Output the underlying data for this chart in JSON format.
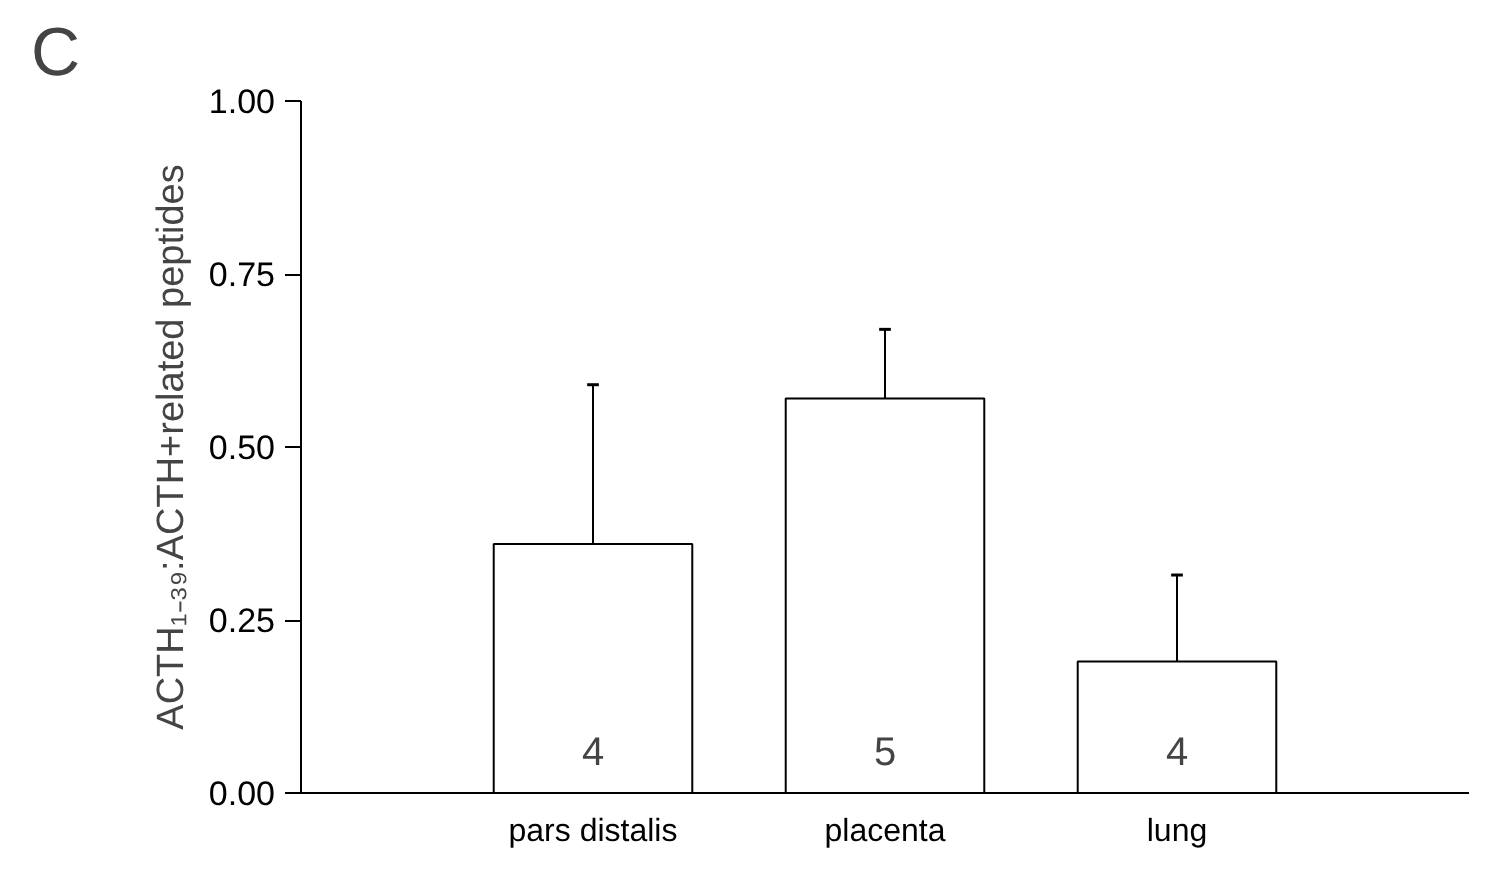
{
  "chart_data": {
    "type": "bar",
    "title": "C",
    "ylabel": "ACTH₁₋₃₉:ACTH+related peptides",
    "categories": [
      "pars distalis",
      "placenta",
      "lung"
    ],
    "values": [
      0.36,
      0.57,
      0.19
    ],
    "errors": [
      [
        0.36,
        0.59
      ],
      [
        0.57,
        0.67
      ],
      [
        0.19,
        0.315
      ]
    ],
    "color": "#ffffff",
    "ylim": [
      0,
      1
    ],
    "yticks": [
      {
        "value": 0,
        "label": "0.00"
      },
      {
        "value": 0.25,
        "label": "0.25"
      },
      {
        "value": 0.5,
        "label": "0.50"
      },
      {
        "value": 0.75,
        "label": "0.75"
      },
      {
        "value": 1,
        "label": "1.00"
      }
    ],
    "grid": false,
    "annotations": [
      "4",
      "5",
      "4"
    ]
  }
}
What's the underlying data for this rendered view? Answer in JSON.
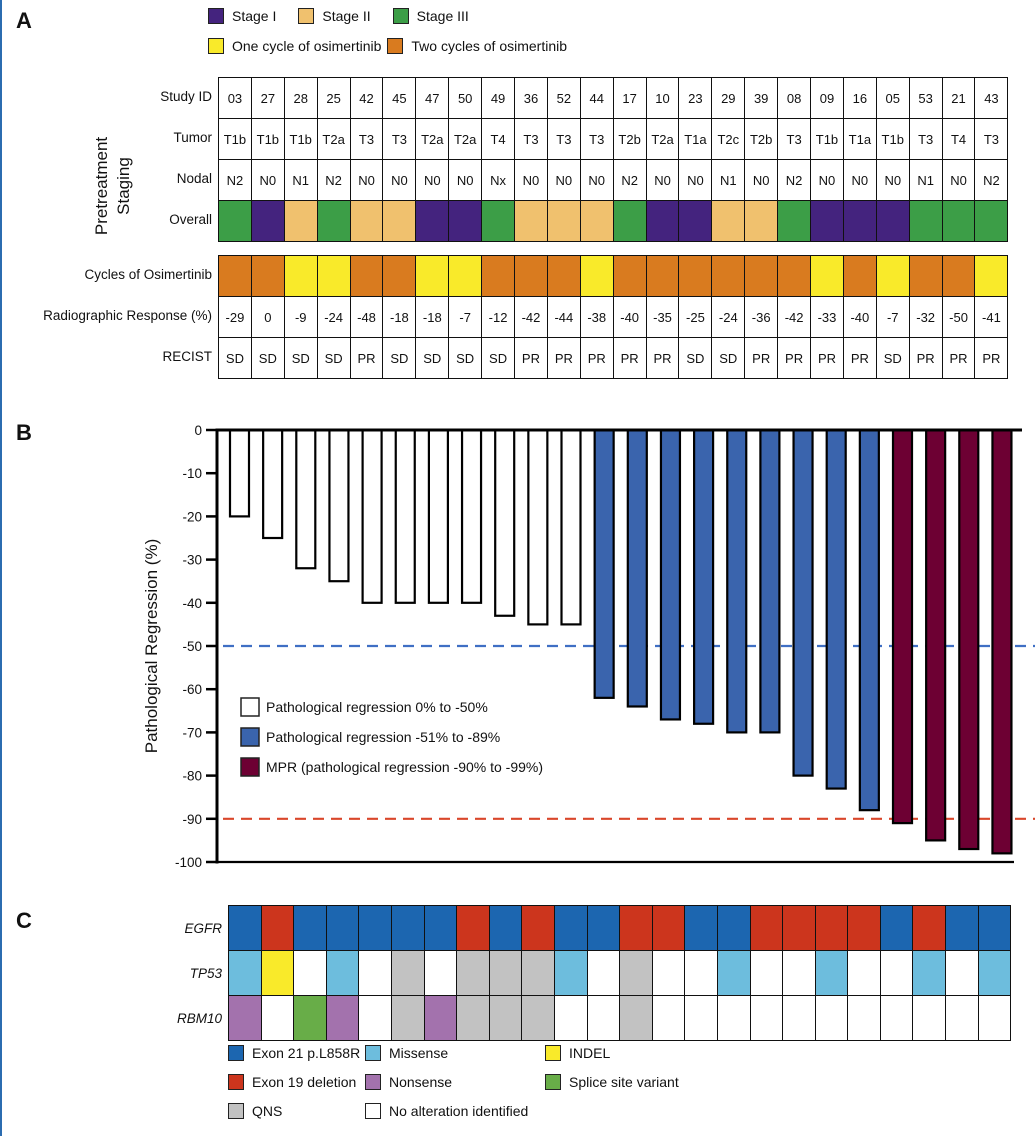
{
  "panels": {
    "a": "A",
    "b": "B",
    "c": "C"
  },
  "colors": {
    "stage_I": "#44237e",
    "stage_II": "#f0c16e",
    "stage_III": "#3c9e47",
    "one_cycle": "#f9ea2a",
    "two_cycles": "#d97b1f",
    "bar_white": "#ffffff",
    "bar_blue": "#3a64ad",
    "bar_mpr": "#6d0033",
    "line_blue": "#3f6fc4",
    "line_red": "#d9472b",
    "exon21": "#1c66b0",
    "exon19": "#cc351d",
    "missense": "#6dbddd",
    "nonsense": "#a372ad",
    "indel": "#f9ea2a",
    "splice": "#68ad48",
    "qns": "#c2c2c2",
    "none": "#ffffff"
  },
  "panel_a": {
    "legend": [
      {
        "key": "stage_I",
        "label": "Stage I"
      },
      {
        "key": "stage_II",
        "label": "Stage II"
      },
      {
        "key": "stage_III",
        "label": "Stage III"
      },
      {
        "key": "one_cycle",
        "label": "One cycle of osimertinib"
      },
      {
        "key": "two_cycles",
        "label": "Two cycles of osimertinib"
      }
    ],
    "group_label_line1": "Pretreatment",
    "group_label_line2": "Staging",
    "row_labels": {
      "study_id": "Study ID",
      "tumor": "Tumor",
      "nodal": "Nodal",
      "overall": "Overall",
      "cycles": "Cycles of Osimertinib",
      "radiographic": "Radiographic Response (%)",
      "recist": "RECIST"
    },
    "study_id": [
      "03",
      "27",
      "28",
      "25",
      "42",
      "45",
      "47",
      "50",
      "49",
      "36",
      "52",
      "44",
      "17",
      "10",
      "23",
      "29",
      "39",
      "08",
      "09",
      "16",
      "05",
      "53",
      "21",
      "43"
    ],
    "tumor": [
      "T1b",
      "T1b",
      "T1b",
      "T2a",
      "T3",
      "T3",
      "T2a",
      "T2a",
      "T4",
      "T3",
      "T3",
      "T3",
      "T2b",
      "T2a",
      "T1a",
      "T2c",
      "T2b",
      "T3",
      "T1b",
      "T1a",
      "T1b",
      "T3",
      "T4",
      "T3"
    ],
    "nodal": [
      "N2",
      "N0",
      "N1",
      "N2",
      "N0",
      "N0",
      "N0",
      "N0",
      "Nx",
      "N0",
      "N0",
      "N0",
      "N2",
      "N0",
      "N0",
      "N1",
      "N0",
      "N2",
      "N0",
      "N0",
      "N0",
      "N1",
      "N0",
      "N2"
    ],
    "overall": [
      "III",
      "I",
      "II",
      "III",
      "II",
      "II",
      "I",
      "I",
      "III",
      "II",
      "II",
      "II",
      "III",
      "I",
      "I",
      "II",
      "II",
      "III",
      "I",
      "I",
      "I",
      "III",
      "III",
      "III"
    ],
    "cycles": [
      2,
      2,
      1,
      1,
      2,
      2,
      1,
      1,
      2,
      2,
      2,
      1,
      2,
      2,
      2,
      2,
      2,
      2,
      1,
      2,
      1,
      2,
      2,
      1
    ],
    "radiographic": [
      "-29",
      "0",
      "-9",
      "-24",
      "-48",
      "-18",
      "-18",
      "-7",
      "-12",
      "-42",
      "-44",
      "-38",
      "-40",
      "-35",
      "-25",
      "-24",
      "-36",
      "-42",
      "-33",
      "-40",
      "-7",
      "-32",
      "-50",
      "-41"
    ],
    "recist": [
      "SD",
      "SD",
      "SD",
      "SD",
      "PR",
      "SD",
      "SD",
      "SD",
      "SD",
      "PR",
      "PR",
      "PR",
      "PR",
      "PR",
      "SD",
      "SD",
      "PR",
      "PR",
      "PR",
      "PR",
      "SD",
      "PR",
      "PR",
      "PR"
    ]
  },
  "chart_data": {
    "type": "bar",
    "title": "",
    "xlabel": "",
    "ylabel": "Pathological Regression (%)",
    "ylim": [
      -100,
      0
    ],
    "yticks": [
      0,
      -10,
      -20,
      -30,
      -40,
      -50,
      -60,
      -70,
      -80,
      -90,
      -100
    ],
    "categories": [
      "03",
      "27",
      "28",
      "25",
      "42",
      "45",
      "47",
      "50",
      "49",
      "36",
      "52",
      "44",
      "17",
      "10",
      "23",
      "29",
      "39",
      "08",
      "09",
      "16",
      "05",
      "53",
      "21",
      "43"
    ],
    "values": [
      -20,
      -25,
      -32,
      -35,
      -40,
      -40,
      -40,
      -40,
      -43,
      -45,
      -45,
      -62,
      -64,
      -67,
      -68,
      -70,
      -70,
      -80,
      -83,
      -88,
      -91,
      -95,
      -97,
      -98
    ],
    "bar_class": [
      "white",
      "white",
      "white",
      "white",
      "white",
      "white",
      "white",
      "white",
      "white",
      "white",
      "white",
      "blue",
      "blue",
      "blue",
      "blue",
      "blue",
      "blue",
      "blue",
      "blue",
      "blue",
      "mpr",
      "mpr",
      "mpr",
      "mpr"
    ],
    "reference_lines": [
      {
        "y": -50,
        "color": "blue",
        "style": "dashed"
      },
      {
        "y": -90,
        "color": "red",
        "style": "dashed"
      }
    ],
    "legend": [
      {
        "key": "white",
        "label": "Pathological regression 0% to -50%"
      },
      {
        "key": "blue",
        "label": "Pathological regression -51% to -89%"
      },
      {
        "key": "mpr",
        "label": "MPR (pathological regression -90% to -99%)"
      }
    ],
    "legend_placement": "lower-left",
    "grid": false
  },
  "panel_c": {
    "genes": [
      {
        "name": "EGFR",
        "values": [
          "exon21",
          "exon19",
          "exon21",
          "exon21",
          "exon21",
          "exon21",
          "exon21",
          "exon19",
          "exon21",
          "exon19",
          "exon21",
          "exon21",
          "exon19",
          "exon19",
          "exon21",
          "exon21",
          "exon19",
          "exon19",
          "exon19",
          "exon19",
          "exon21",
          "exon19",
          "exon21",
          "exon21"
        ]
      },
      {
        "name": "TP53",
        "values": [
          "missense",
          "indel",
          "none",
          "missense",
          "none",
          "qns",
          "none",
          "qns",
          "qns",
          "qns",
          "missense",
          "none",
          "qns",
          "none",
          "none",
          "missense",
          "none",
          "none",
          "missense",
          "none",
          "none",
          "missense",
          "none",
          "missense"
        ]
      },
      {
        "name": "RBM10",
        "values": [
          "nonsense",
          "none",
          "splice",
          "nonsense",
          "none",
          "qns",
          "nonsense",
          "qns",
          "qns",
          "qns",
          "none",
          "none",
          "qns",
          "none",
          "none",
          "none",
          "none",
          "none",
          "none",
          "none",
          "none",
          "none",
          "none",
          "none"
        ]
      }
    ],
    "legend": [
      {
        "key": "exon21",
        "label": "Exon 21 p.L858R"
      },
      {
        "key": "missense",
        "label": "Missense"
      },
      {
        "key": "indel",
        "label": "INDEL"
      },
      {
        "key": "exon19",
        "label": "Exon 19 deletion"
      },
      {
        "key": "nonsense",
        "label": "Nonsense"
      },
      {
        "key": "splice",
        "label": "Splice site variant"
      },
      {
        "key": "qns",
        "label": "QNS"
      },
      {
        "key": "none",
        "label": "No alteration identified"
      }
    ]
  }
}
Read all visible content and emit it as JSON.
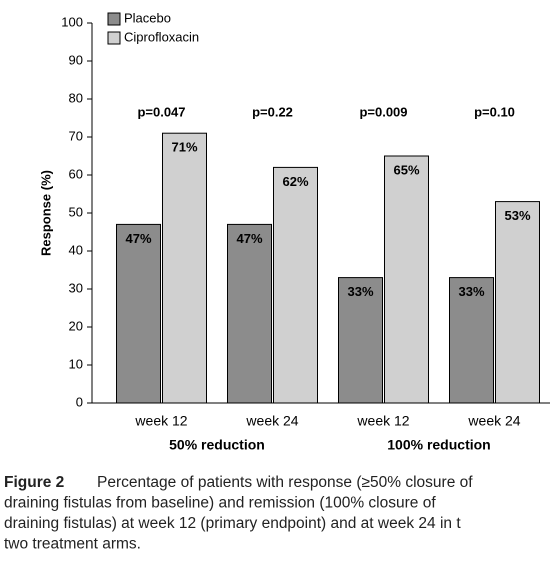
{
  "chart_data": {
    "type": "bar",
    "y_label": "Response (%)",
    "categories": [
      "week 12",
      "week 24",
      "week 12",
      "week 24"
    ],
    "group_labels": [
      "50% reduction",
      "100% reduction"
    ],
    "annotations": [
      "p=0.047",
      "p=0.22",
      "p=0.009",
      "p=0.10"
    ],
    "series": [
      {
        "name": "Placebo",
        "color": "#8c8c8c",
        "values": [
          47,
          47,
          33,
          33
        ],
        "value_labels": [
          "47%",
          "47%",
          "33%",
          "33%"
        ]
      },
      {
        "name": "Ciprofloxacin",
        "color": "#d0d0d0",
        "values": [
          71,
          62,
          65,
          53
        ],
        "value_labels": [
          "71%",
          "62%",
          "65%",
          "53%"
        ]
      }
    ],
    "ylim": [
      0,
      100
    ],
    "yticks": [
      0,
      10,
      20,
      30,
      40,
      50,
      60,
      70,
      80,
      90,
      100
    ],
    "legend": "top-left"
  },
  "caption": {
    "label": "Figure 2",
    "lines": [
      "Percentage of patients with response (≥50% closure of",
      "draining fistulas from baseline) and remission (100% closure of",
      "draining fistulas) at week 12 (primary endpoint) and at week 24 in t",
      "two treatment arms."
    ]
  }
}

◆ **ACTIVITY**:
Copy out all lines from the records where the word "fistulas" appears.

◆ **RESPONSE BELOW**:
      "draining fistulas from baseline) and remission (100% closure of",
      "draining fistulas) at week 12 (primary endpoint) and at week 24 in t",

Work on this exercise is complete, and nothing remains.